_TASK DIRECTIONS_
Each entry must be reproduced precisely as it stands.

Saved entries
=======

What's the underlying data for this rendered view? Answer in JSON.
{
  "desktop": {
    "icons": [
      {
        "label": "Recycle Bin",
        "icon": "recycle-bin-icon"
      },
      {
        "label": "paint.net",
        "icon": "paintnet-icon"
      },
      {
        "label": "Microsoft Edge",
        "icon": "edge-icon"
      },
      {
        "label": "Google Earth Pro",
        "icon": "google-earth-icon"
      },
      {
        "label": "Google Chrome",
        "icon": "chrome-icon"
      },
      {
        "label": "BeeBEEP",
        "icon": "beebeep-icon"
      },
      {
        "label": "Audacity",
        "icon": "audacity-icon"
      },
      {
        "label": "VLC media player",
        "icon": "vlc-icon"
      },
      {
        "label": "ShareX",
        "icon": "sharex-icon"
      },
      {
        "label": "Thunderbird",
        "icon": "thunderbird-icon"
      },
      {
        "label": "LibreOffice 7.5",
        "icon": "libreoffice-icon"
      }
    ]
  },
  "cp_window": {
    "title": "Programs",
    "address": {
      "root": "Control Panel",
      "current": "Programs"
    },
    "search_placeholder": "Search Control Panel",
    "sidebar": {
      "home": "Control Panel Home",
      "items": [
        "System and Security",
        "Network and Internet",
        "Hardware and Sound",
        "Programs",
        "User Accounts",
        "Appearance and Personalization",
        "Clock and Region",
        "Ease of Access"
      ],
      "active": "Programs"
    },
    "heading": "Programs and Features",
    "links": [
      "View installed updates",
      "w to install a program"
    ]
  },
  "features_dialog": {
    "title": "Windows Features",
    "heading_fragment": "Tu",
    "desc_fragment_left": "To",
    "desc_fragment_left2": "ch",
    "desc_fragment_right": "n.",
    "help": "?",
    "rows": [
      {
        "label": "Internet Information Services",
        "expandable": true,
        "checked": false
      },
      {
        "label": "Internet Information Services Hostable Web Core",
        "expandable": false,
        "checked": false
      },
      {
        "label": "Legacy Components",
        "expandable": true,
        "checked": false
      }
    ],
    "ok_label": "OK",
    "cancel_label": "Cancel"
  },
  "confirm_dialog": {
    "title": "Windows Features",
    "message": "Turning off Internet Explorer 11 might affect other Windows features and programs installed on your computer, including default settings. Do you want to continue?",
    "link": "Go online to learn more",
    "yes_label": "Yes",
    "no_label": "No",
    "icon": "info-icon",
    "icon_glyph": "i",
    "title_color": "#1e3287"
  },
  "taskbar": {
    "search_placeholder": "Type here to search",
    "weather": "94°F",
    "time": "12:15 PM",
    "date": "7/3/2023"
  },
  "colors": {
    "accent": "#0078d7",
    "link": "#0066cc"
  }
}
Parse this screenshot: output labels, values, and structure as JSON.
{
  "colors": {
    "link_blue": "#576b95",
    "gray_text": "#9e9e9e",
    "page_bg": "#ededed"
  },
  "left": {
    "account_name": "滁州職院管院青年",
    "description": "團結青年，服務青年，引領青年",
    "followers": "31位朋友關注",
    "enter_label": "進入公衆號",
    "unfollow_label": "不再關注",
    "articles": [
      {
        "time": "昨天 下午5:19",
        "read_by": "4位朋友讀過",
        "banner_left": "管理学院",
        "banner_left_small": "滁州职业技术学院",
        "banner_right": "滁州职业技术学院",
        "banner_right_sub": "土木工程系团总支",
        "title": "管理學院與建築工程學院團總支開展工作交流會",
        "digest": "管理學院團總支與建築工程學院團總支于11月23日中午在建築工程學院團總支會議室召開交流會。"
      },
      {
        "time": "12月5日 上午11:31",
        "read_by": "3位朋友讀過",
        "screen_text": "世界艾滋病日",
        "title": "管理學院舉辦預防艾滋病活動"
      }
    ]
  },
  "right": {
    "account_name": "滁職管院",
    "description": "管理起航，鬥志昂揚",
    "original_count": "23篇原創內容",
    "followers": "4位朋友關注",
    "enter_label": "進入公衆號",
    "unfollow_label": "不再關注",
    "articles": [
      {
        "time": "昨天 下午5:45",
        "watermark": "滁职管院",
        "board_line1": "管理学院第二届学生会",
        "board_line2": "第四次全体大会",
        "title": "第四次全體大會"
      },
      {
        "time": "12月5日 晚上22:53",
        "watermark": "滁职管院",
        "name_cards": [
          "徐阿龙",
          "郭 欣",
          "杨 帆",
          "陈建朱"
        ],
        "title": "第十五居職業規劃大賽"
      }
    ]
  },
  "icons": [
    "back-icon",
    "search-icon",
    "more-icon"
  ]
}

=======

_EXPECTED ANSWER_
What's the underlying data for this rendered view? Answer in JSON.
{
  "desktop": {
    "icons": [
      {
        "label": "Recycle Bin",
        "icon": "recycle-bin-icon"
      },
      {
        "label": "paint.net",
        "icon": "paintnet-icon"
      },
      {
        "label": "Microsoft Edge",
        "icon": "edge-icon"
      },
      {
        "label": "Google Earth Pro",
        "icon": "google-earth-icon"
      },
      {
        "label": "Google Chrome",
        "icon": "chrome-icon"
      },
      {
        "label": "BeeBEEP",
        "icon": "beebeep-icon"
      },
      {
        "label": "Audacity",
        "icon": "audacity-icon"
      },
      {
        "label": "VLC media player",
        "icon": "vlc-icon"
      },
      {
        "label": "ShareX",
        "icon": "sharex-icon"
      },
      {
        "label": "Thunderbird",
        "icon": "thunderbird-icon"
      },
      {
        "label": "LibreOffice 7.5",
        "icon": "libreoffice-icon"
      }
    ]
  },
  "cp_window": {
    "title": "Programs",
    "address": {
      "root": "Control Panel",
      "current": "Programs"
    },
    "search_placeholder": "Search Control Panel",
    "sidebar": {
      "home": "Control Panel Home",
      "items": [
        "System and Security",
        "Network and Internet",
        "Hardware and Sound",
        "Programs",
        "User Accounts",
        "Appearance and Personalization",
        "Clock and Region",
        "Ease of Access"
      ],
      "active": "Programs"
    },
    "heading": "Programs and Features",
    "links": [
      "View installed updates",
      "w to install a program"
    ]
  },
  "features_dialog": {
    "title": "Windows Features",
    "heading_fragment": "Tu",
    "desc_fragment_left": "To",
    "desc_fragment_left2": "ch",
    "desc_fragment_right": "n.",
    "help": "?",
    "rows": [
      {
        "label": "Internet Information Services",
        "expandable": true,
        "checked": false
      },
      {
        "label": "Internet Information Services Hostable Web Core",
        "expandable": false,
        "checked": false
      },
      {
        "label": "Legacy Components",
        "expandable": true,
        "checked": false
      }
    ],
    "ok_label": "OK",
    "cancel_label": "Cancel"
  },
  "confirm_dialog": {
    "title": "Windows Features",
    "message": "Turning off Internet Explorer 11 might affect other Windows features and programs installed on your computer, including default settings. Do you want to continue?",
    "link": "Go online to learn more",
    "yes_label": "Yes",
    "no_label": "No",
    "icon": "info-icon",
    "icon_glyph": "i",
    "title_color": "#1e3287"
  },
  "taskbar": {
    "search_placeholder": "Type here to search",
    "weather": "94°F",
    "time": "12:15 PM",
    "date": "7/3/2023"
  },
  "colors": {
    "accent": "#0078d7",
    "link": "#0066cc"
  }
}
Parse this screenshot: output labels, values, and structure as JSON.
{
  "colors": {
    "link_blue": "#576b95",
    "gray_text": "#9e9e9e",
    "page_bg": "#ededed"
  },
  "left": {
    "account_name": "滁州職院管院青年",
    "description": "團結青年，服務青年，引領青年",
    "followers": "31位朋友關注",
    "enter_label": "進入公衆號",
    "unfollow_label": "不再關注",
    "articles": [
      {
        "time": "昨天 下午5:19",
        "read_by": "4位朋友讀過",
        "banner_left": "管理学院",
        "banner_left_small": "滁州职业技术学院",
        "banner_right": "滁州职业技术学院",
        "banner_right_sub": "土木工程系团总支",
        "title": "管理學院與建築工程學院團總支開展工作交流會",
        "digest": "管理學院團總支與建築工程學院團總支于11月23日中午在建築工程學院團總支會議室召開交流會。"
      },
      {
        "time": "12月5日 上午11:31",
        "read_by": "3位朋友讀過",
        "screen_text": "世界艾滋病日",
        "title": "管理學院舉辦預防艾滋病活動"
      }
    ]
  },
  "right": {
    "account_name": "滁職管院",
    "description": "管理起航，鬥志昂揚",
    "original_count": "23篇原創內容",
    "followers": "4位朋友關注",
    "enter_label": "進入公衆號",
    "unfollow_label": "不再關注",
    "articles": [
      {
        "time": "昨天 下午5:45",
        "watermark": "滁职管院",
        "board_line1": "管理学院第二届学生会",
        "board_line2": "第四次全体大会",
        "title": "第四次全體大會"
      },
      {
        "time": "12月5日 晚上22:53",
        "watermark": "滁职管院",
        "name_cards": [
          "徐阿龙",
          "郭 欣",
          "杨 帆",
          "陈建朱"
        ],
        "title": "第十五居職業規劃大賽"
      }
    ]
  },
  "icons": [
    "back-icon",
    "search-icon",
    "more-icon"
  ]
}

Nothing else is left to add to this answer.